Work to be completed:
Find every line in the records below that holds the word "nostri", and copy each one.

++++ Record excerpts

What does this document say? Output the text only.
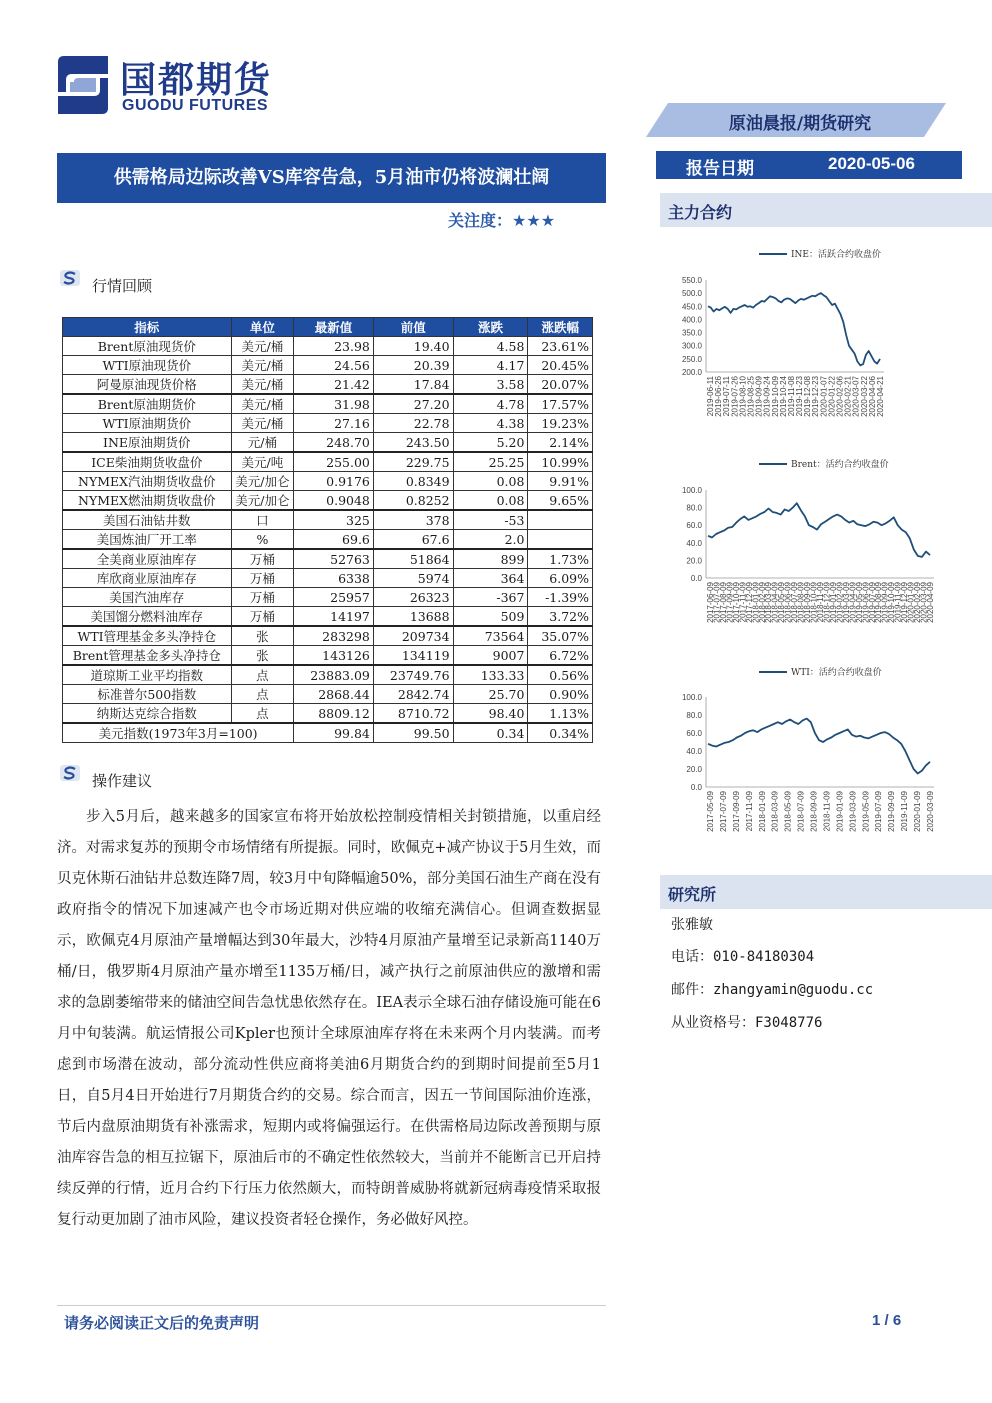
国都期货
GUODU FUTURES
原油晨报/期货研究
供需格局边际改善VS库容告急，5月油市仍将波澜壮阔
关注度：★★★
报告日期	2020-05-06
主力合约
行情回顾
指标	单位	最新值	前值	涨跌	涨跌幅
Brent原油现货价	美元/桶	23.98	19.40	4.58	23.61%
WTI原油现货价	美元/桶	24.56	20.39	4.17	20.45%
阿曼原油现货价格	美元/桶	21.42	17.84	3.58	20.07%
Brent原油期货价	美元/桶	31.98	27.20	4.78	17.57%
WTI原油期货价	美元/桶	27.16	22.78	4.38	19.23%
INE原油期货价	元/桶	248.70	243.50	5.20	2.14%
ICE柴油期货收盘价	美元/吨	255.00	229.75	25.25	10.99%
NYMEX汽油期货收盘价	美元/加仑	0.9176	0.8349	0.08	9.91%
NYMEX燃油期货收盘价	美元/加仑	0.9048	0.8252	0.08	9.65%
美国石油钻井数	口	325	378	-53	
美国炼油厂开工率	%	69.6	67.6	2.0	
全美商业原油库存	万桶	52763	51864	899	1.73%
库欣商业原油库存	万桶	6338	5974	364	6.09%
美国汽油库存	万桶	25957	26323	-367	-1.39%
美国馏分燃料油库存	万桶	14197	13688	509	3.72%
WTI管理基金多头净持仓	张	283298	209734	73564	35.07%
Brent管理基金多头净持仓	张	143126	134119	9007	6.72%
道琼斯工业平均指数	点	23883.09	23749.76	133.33	0.56%
标准普尔500指数	点	2868.44	2842.74	25.70	0.90%
纳斯达克综合指数	点	8809.12	8710.72	98.40	1.13%
美元指数(1973年3月=100)		99.84	99.50	0.34	0.34%
操作建议
步入5月后，越来越多的国家宣布将开始放松控制疫情相关封锁措施，以重启经济。对需求复苏的预期令市场情绪有所提振。同时，欧佩克+减产协议于5月生效，而贝克休斯石油钻井总数连降7周，较3月中旬降幅逾50%，部分美国石油生产商在没有政府指令的情况下加速减产也令市场近期对供应端的收缩充满信心。但调查数据显示，欧佩克4月原油产量增幅达到30年最大，沙特4月原油产量增至记录新高1140万桶/日，俄罗斯4月原油产量亦增至1135万桶/日，减产执行之前原油供应的激增和需求的急剧萎缩带来的储油空间告急忧患依然存在。IEA表示全球石油存储设施可能在6月中旬装满。航运情报公司Kpler也预计全球原油库存将在未来两个月内装满。而考虑到市场潜在波动，部分流动性供应商将美油6月期货合约的到期时间提前至5月1日，自5月4日开始进行7月期货合约的交易。综合而言，因五一节间国际油价连涨，节后内盘原油期货有补涨需求，短期内或将偏强运行。在供需格局边际改善预期与原油库容告急的相互拉锯下，原油后市的不确定性依然较大，当前并不能断言已开启持续反弹的行情，近月合约下行压力依然颇大，而特朗普威胁将就新冠病毒疫情采取报复行动更加剧了油市风险，建议投资者轻仓操作，务必做好风控。
INE：活跃合约收盘价
550.0
500.0
450.0
400.0
350.0
300.0
250.0
200.0
2019-06-11 2019-06-26 2019-07-11 2019-07-26 2019-08-10 2019-08-25 2019-09-09 2019-09-24 2019-10-09 2019-10-24 2019-11-08 2019-11-23 2019-12-08 2019-12-23 2020-01-07 2020-01-22 2020-02-06 2020-02-21 2020-03-07 2020-03-22 2020-04-06 2020-04-21
Brent：活约合约收盘价
100.0
80.0
60.0
40.0
20.0
0.0
2017-06-09
2017-07-09
2017-08-09
2017-09-09
2017-10-09
2017-11-09
2017-12-09
2018-01-09
2018-02-09
2018-03-09
2018-04-09
2018-05-09
2018-06-09
2018-07-09
2018-08-09
2018-09-09
2018-10-09
2018-11-09
2018-12-09
2019-01-09
2019-02-09
2019-03-09
2019-04-09
2019-05-09
2019-06-09
2019-07-09
2019-08-09
2019-09-09
2019-10-09
2019-11-09
2019-12-09
2020-01-09
2020-02-09
2020-03-09
2020-04-09
WTI：活约合约收盘价
100.0
80.0
60.0
40.0
20.0
0.0
2017-05-09 2017-07-09 2017-09-09 2017-11-09 2018-01-09 2018-03-09 2018-05-09 2018-07-09 2018-09-09 2018-11-09 2019-01-09 2019-03-09 2019-05-09 2019-07-09 2019-09-09 2019-11-09 2020-01-09 2020-03-09
研究所
张雅敏
电话：010-84180304
邮件：zhangyamin@guodu.cc
从业资格号：F3048776
请务必阅读正文后的免责声明	1 / 6
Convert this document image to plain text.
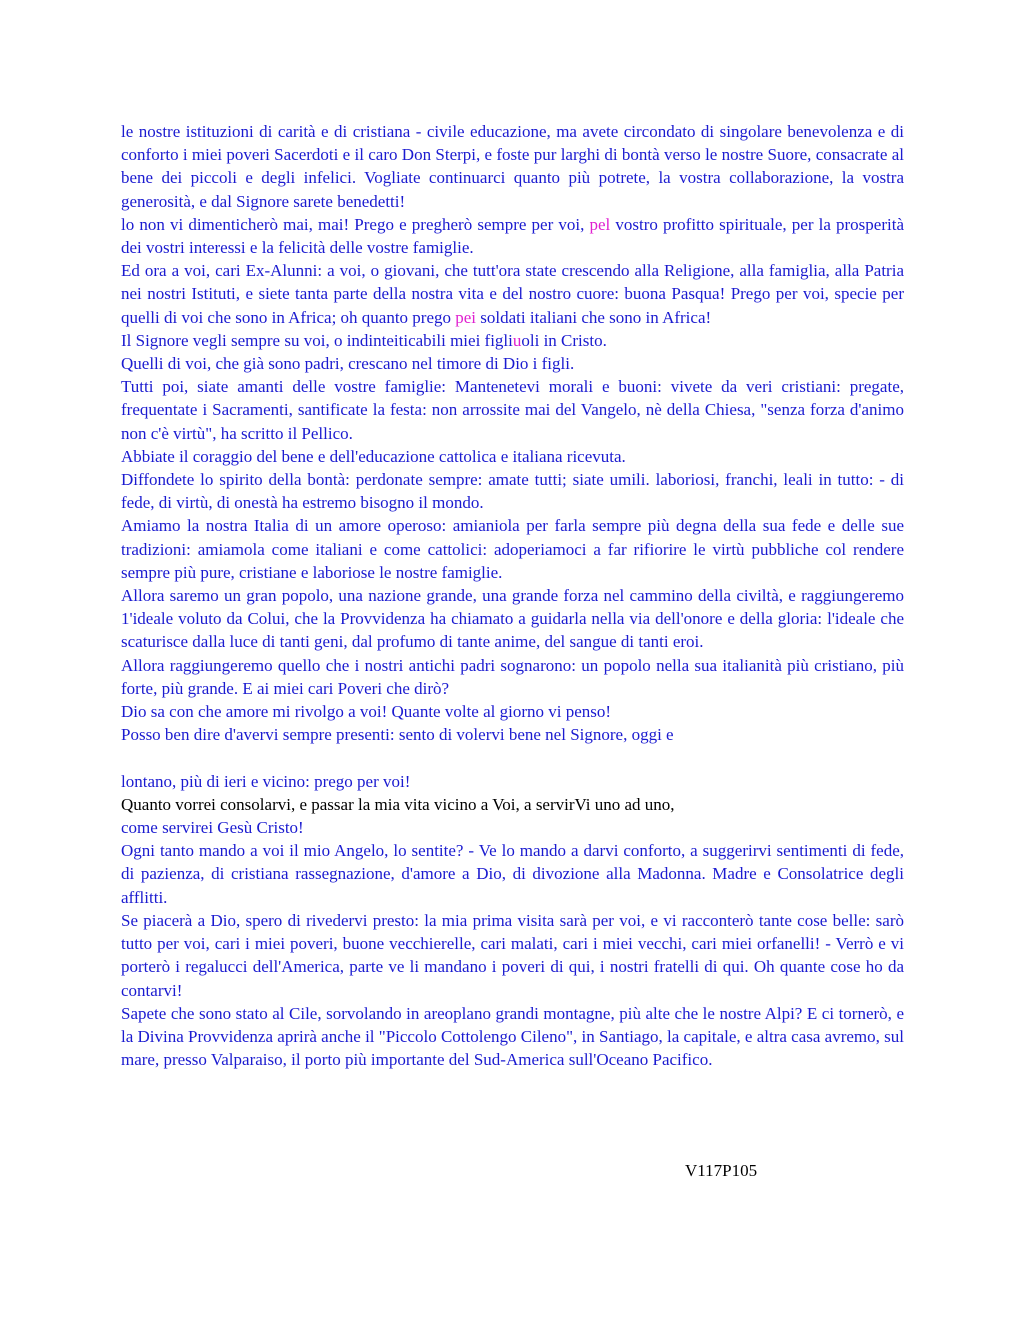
le nostre istituzioni di carità e di cristiana - civile educazione, ma avete circondato di singolare benevolenza e di conforto i miei poveri Sacerdoti e il caro Don Sterpi, e foste pur larghi di bontà verso le nostre Suore, consacrate al bene dei piccoli e degli infelici. Vogliate continuarci quanto più potrete, la vostra collaborazione, la vostra generosità, e dal Signore sarete benedetti!

lo non vi dimenticherò mai, mai! Prego e pregherò sempre per voi, pel vostro profitto spirituale, per la prosperità dei vostri interessi e la felicità delle vostre famiglie.

Ed ora a voi, cari Ex-Alunni: a voi, o giovani, che tutt'ora state crescendo alla Religione, alla famiglia, alla Patria nei nostri Istituti, e siete tanta parte della nostra vita e del nostro cuore: buona Pasqua! Prego per voi, specie per quelli di voi che sono in Africa; oh quanto prego pei soldati italiani che sono in Africa!

Il Signore vegli sempre su voi, o indinteiticabili miei figliuoli in Cristo.

Quelli di voi, che già sono padri, crescano nel timore di Dio i figli.

Tutti poi, siate amanti delle vostre famiglie: Mantenetevi morali e buoni: vivete da veri cristiani: pregate, frequentate i Sacramenti, santificate la festa: non arrossite mai del Vangelo, nè della Chiesa, "senza forza d'animo non c'è virtù", ha scritto il Pellico.

Abbiate il coraggio del bene e dell'educazione cattolica e italiana ricevuta.

Diffondete lo spirito della bontà: perdonate sempre: amate tutti; siate umili. laboriosi, franchi, leali in tutto: - di fede, di virtù, di onestà ha estremo bisogno il mondo.

Amiamo la nostra Italia di un amore operoso: amianiola per farla sempre più degna della sua fede e delle sue tradizioni: amiamola come italiani e come cattolici: adoperiamoci a far rifiorire le virtù pubbliche col rendere sempre più pure, cristiane e laboriose le nostre famiglie.

Allora saremo un gran popolo, una nazione grande, una grande forza nel cammino della civiltà, e raggiungeremo 1'ideale voluto da Colui, che la Provvidenza ha chiamato a guidarla nella via dell'onore e della gloria: l'ideale che scaturisce dalla luce di tanti geni, dal profumo di tante anime, del sangue di tanti eroi.

Allora raggiungeremo quello che i nostri antichi padri sognarono: un popolo nella sua italianità più cristiano, più forte, più grande. E ai miei cari Poveri che dirò?

Dio sa con che amore mi rivolgo a voi! Quante volte al giorno vi penso!

Posso ben dire d'avervi sempre presenti: sento di volervi bene nel Signore, oggi e

lontano, più di ieri e vicino: prego per voi!

Quanto vorrei consolarvi, e passar la mia vita vicino a Voi, a servirVi uno ad uno,

come servirei Gesù Cristo!

Ogni tanto mando a voi il mio Angelo, lo sentite? - Ve lo mando a darvi conforto, a suggerirvi sentimenti di fede, di pazienza, di cristiana rassegnazione, d'amore a Dio, di divozione alla Madonna. Madre e Consolatrice degli afflitti.

Se piacerà a Dio, spero di rivedervi presto: la mia prima visita sarà per voi, e vi racconterò tante cose belle: sarò tutto per voi, cari i miei poveri, buone vecchierelle, cari malati, cari i miei vecchi, cari miei orfanelli! - Verrò e vi porterò i regalucci dell'America, parte ve li mandano i poveri di qui, i nostri fratelli di qui. Oh quante cose ho da contarvi!

Sapete che sono stato al Cile, sorvolando in areoplano grandi montagne, più alte che le nostre Alpi? E ci tornerò, e la Divina Provvidenza aprirà anche il "Piccolo Cottolengo Cileno", in Santiago, la capitale, e altra casa avremo, sul mare, presso Valparaiso, il porto più importante del Sud-America sull'Oceano Pacifico.

V117P105
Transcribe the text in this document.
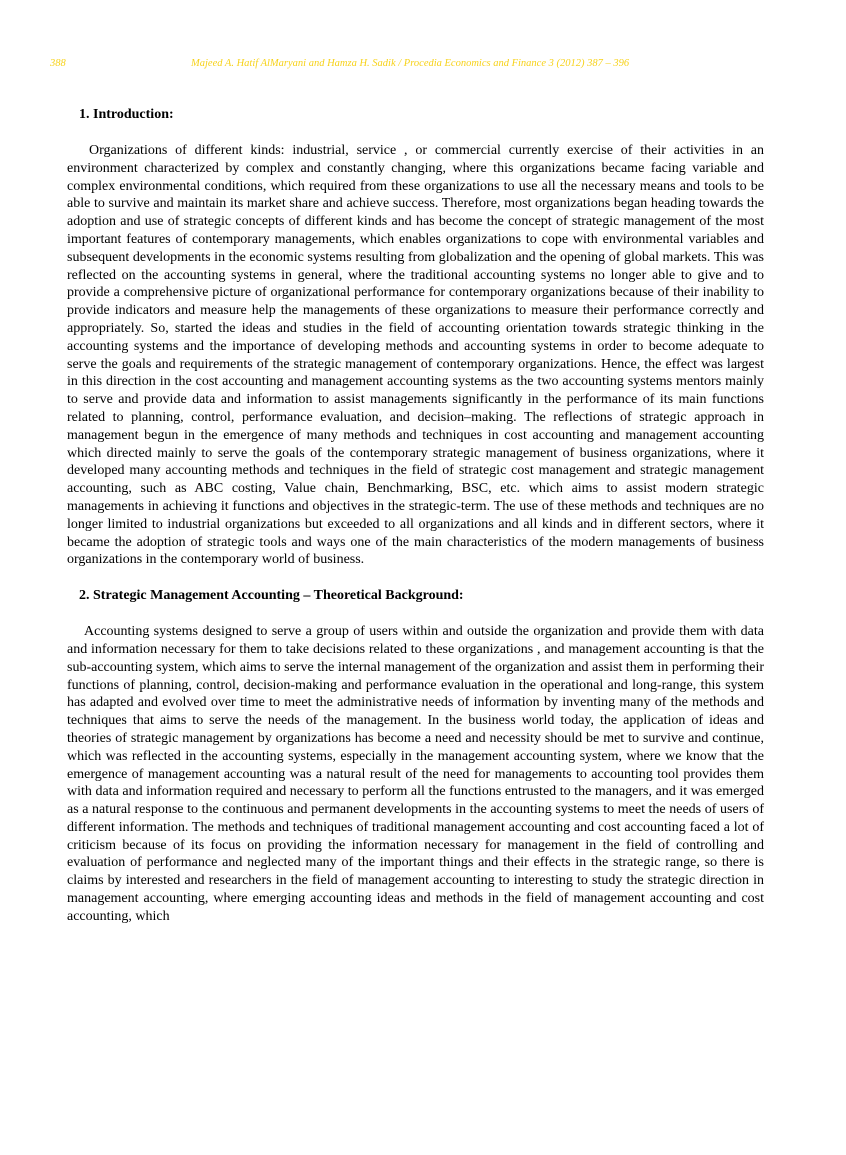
388	Majeed A. Hatif AlMaryani and Hamza H. Sadik / Procedia Economics and Finance 3 (2012) 387 – 396
1. Introduction:

Organizations of different kinds: industrial, service , or commercial currently exercise of their activities in an environment characterized by complex and constantly changing, where this organizations became facing variable and complex environmental conditions, which required from these organizations to use all the necessary means and tools to be able to survive and maintain its market share and achieve success. Therefore, most organizations began heading towards the adoption and use of strategic concepts of different kinds and has become the concept of strategic management of the most important features of contemporary managements, which enables organizations to cope with environmental variables and subsequent developments in the economic systems resulting from globalization and the opening of global markets. This was reflected on the accounting systems in general, where the traditional accounting systems no longer able to give and to provide a comprehensive picture of organizational performance for contemporary organizations because of their inability to provide indicators and measure help the managements of these organizations to measure their performance correctly and appropriately. So, started the ideas and studies in the field of accounting orientation towards strategic thinking in the accounting systems and the importance of developing methods and accounting systems in order to become adequate to serve the goals and requirements of the strategic management of contemporary organizations. Hence, the effect was largest in this direction in the cost accounting and management accounting systems as the two accounting systems mentors mainly to serve and provide data and information to assist managements significantly in the performance of its main functions related to planning, control, performance evaluation, and decision–making. The reflections of strategic approach in management begun in the emergence of many methods and techniques in cost accounting and management accounting which directed mainly to serve the goals of the contemporary strategic management of business organizations, where it developed many accounting methods and techniques in the field of strategic cost management and strategic management accounting, such as ABC costing, Value chain, Benchmarking, BSC, etc. which aims to assist modern strategic managements in achieving it functions and objectives in the strategic-term. The use of these methods and techniques are no longer limited to industrial organizations but exceeded to all organizations and all kinds and in different sectors, where it became the adoption of strategic tools and ways one of the main characteristics of the modern managements of business organizations in the contemporary world of business.

2. Strategic Management Accounting – Theoretical Background:

Accounting systems designed to serve a group of users within and outside the organization and provide them with data and information necessary for them to take decisions related to these organizations , and management accounting is that the sub-accounting system, which aims to serve the internal management of the organization and assist them in performing their functions of planning, control, decision-making and performance evaluation in the operational and long-range, this system has adapted and evolved over time to meet the administrative needs of information by inventing many of the methods and techniques that aims to serve the needs of the management. In the business world today, the application of ideas and theories of strategic management by organizations has become a need and necessity should be met to survive and continue, which was reflected in the accounting systems, especially in the management accounting system, where we know that the emergence of management accounting was a natural result of the need for managements to accounting tool provides them with data and information required and necessary to perform all the functions entrusted to the managers, and it was emerged as a natural response to the continuous and permanent developments in the accounting systems to meet the needs of users of different information. The methods and techniques of traditional management accounting and cost accounting faced a lot of criticism because of its focus on providing the information necessary for management in the field of controlling and evaluation of performance and neglected many of the important things and their effects in the strategic range, so there is claims by interested and researchers in the field of management accounting to interesting to study the strategic direction in management accounting, where emerging accounting ideas and methods in the field of management accounting and cost accounting, which
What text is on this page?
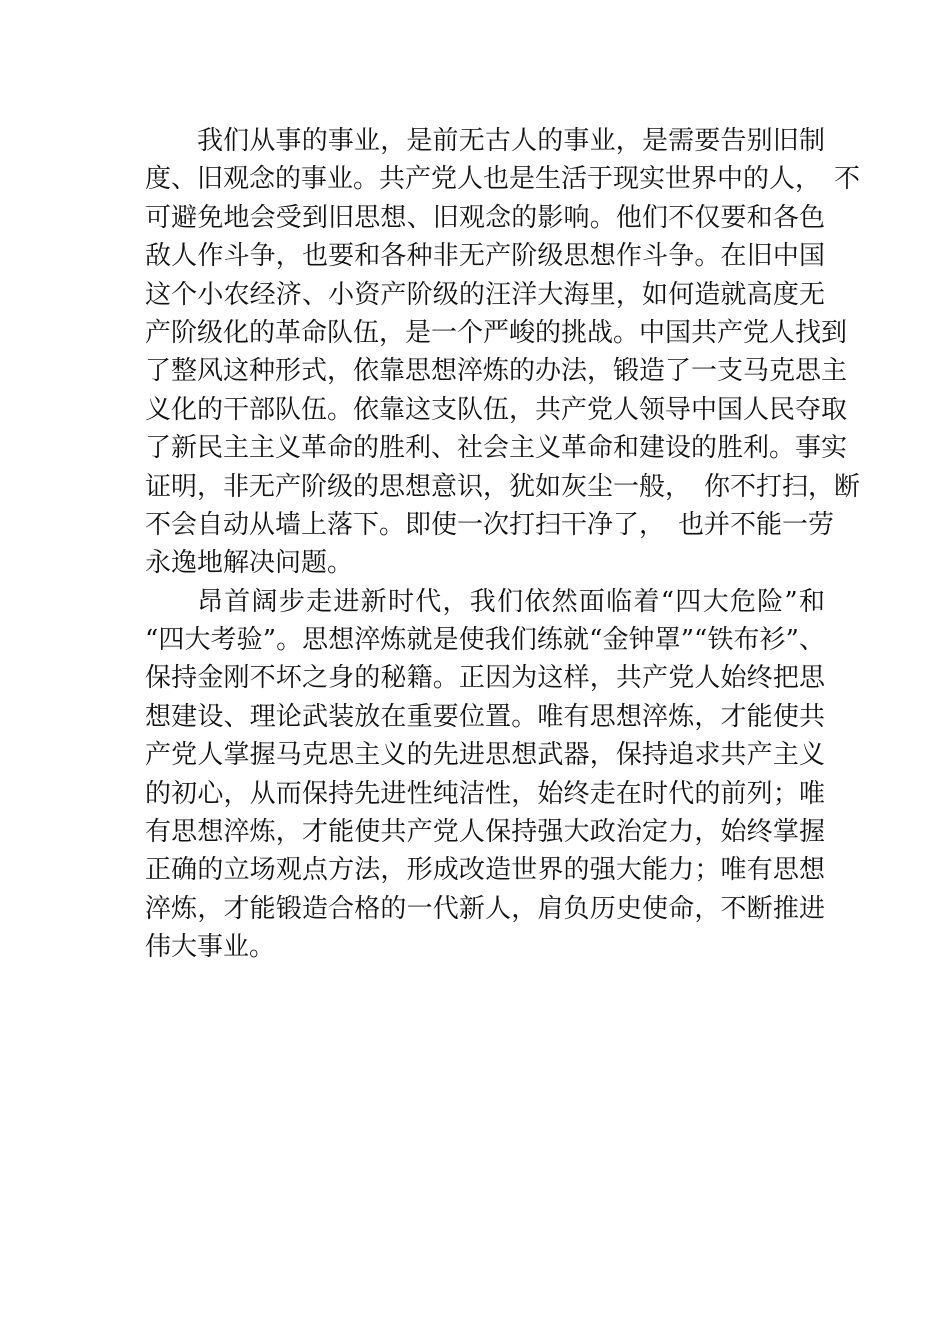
我们从事的事业，是前无古人的事业，是需要告别旧制
度、旧观念的事业。共产党人也是生活于现实世界中的人，　不
可避免地会受到旧思想、旧观念的影响。他们不仅要和各色
敌人作斗争，也要和各种非无产阶级思想作斗争。在旧中国
这个小农经济、小资产阶级的汪洋大海里，如何造就高度无
产阶级化的革命队伍，是一个严峻的挑战。中国共产党人找到
了整风这种形式，依靠思想淬炼的办法，锻造了一支马克思主
义化的干部队伍。依靠这支队伍，共产党人领导中国人民夺取
了新民主主义革命的胜利、社会主义革命和建设的胜利。事实
证明，非无产阶级的思想意识，犹如灰尘一般，　你不打扫，断
不会自动从墙上落下。即使一次打扫干净了，　也并不能一劳
永逸地解决问题。
昂首阔步走进新时代，我们依然面临着“四大危险”和
“四大考验”。思想淬炼就是使我们练就“金钟罩”“铁布衫”、
保持金刚不坏之身的秘籍。正因为这样，共产党人始终把思
想建设、理论武装放在重要位置。唯有思想淬炼，才能使共
产党人掌握马克思主义的先进思想武器，保持追求共产主义
的初心，从而保持先进性纯洁性，始终走在时代的前列；唯
有思想淬炼，才能使共产党人保持强大政治定力，始终掌握
正确的立场观点方法，形成改造世界的强大能力；唯有思想
淬炼，才能锻造合格的一代新人，肩负历史使命，不断推进
伟大事业。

++++++++

Output of the exercise:
Ed ora a voi, cari Ex-Alunni: a voi, o giovani, che tutt'ora state crescendo alla Religione, alla famiglia, alla Patria nei nostri Istituti, e siete tanta parte della nostra vita e del nostro cuore: buona Pasqua! Prego per voi, specie per quelli di voi che sono in Africa; oh quanto prego pei soldati italiani che sono in Africa!
Allora raggiungeremo quello che i nostri antichi padri sognarono: un popolo nella sua italianità più cristiano, più forte, più grande. E ai miei cari Poveri che dirò?
Se piacerà a Dio, spero di rivedervi presto: la mia prima visita sarà per voi, e vi racconterò tante cose belle: sarò tutto per voi, cari i miei poveri, buone vecchierelle, cari malati, cari i miei vecchi, cari miei orfanelli! - Verrò e vi porterò i regalucci dell'America, parte ve li mandano i poveri di qui, i nostri fratelli di qui. Oh quante cose ho da contarvi!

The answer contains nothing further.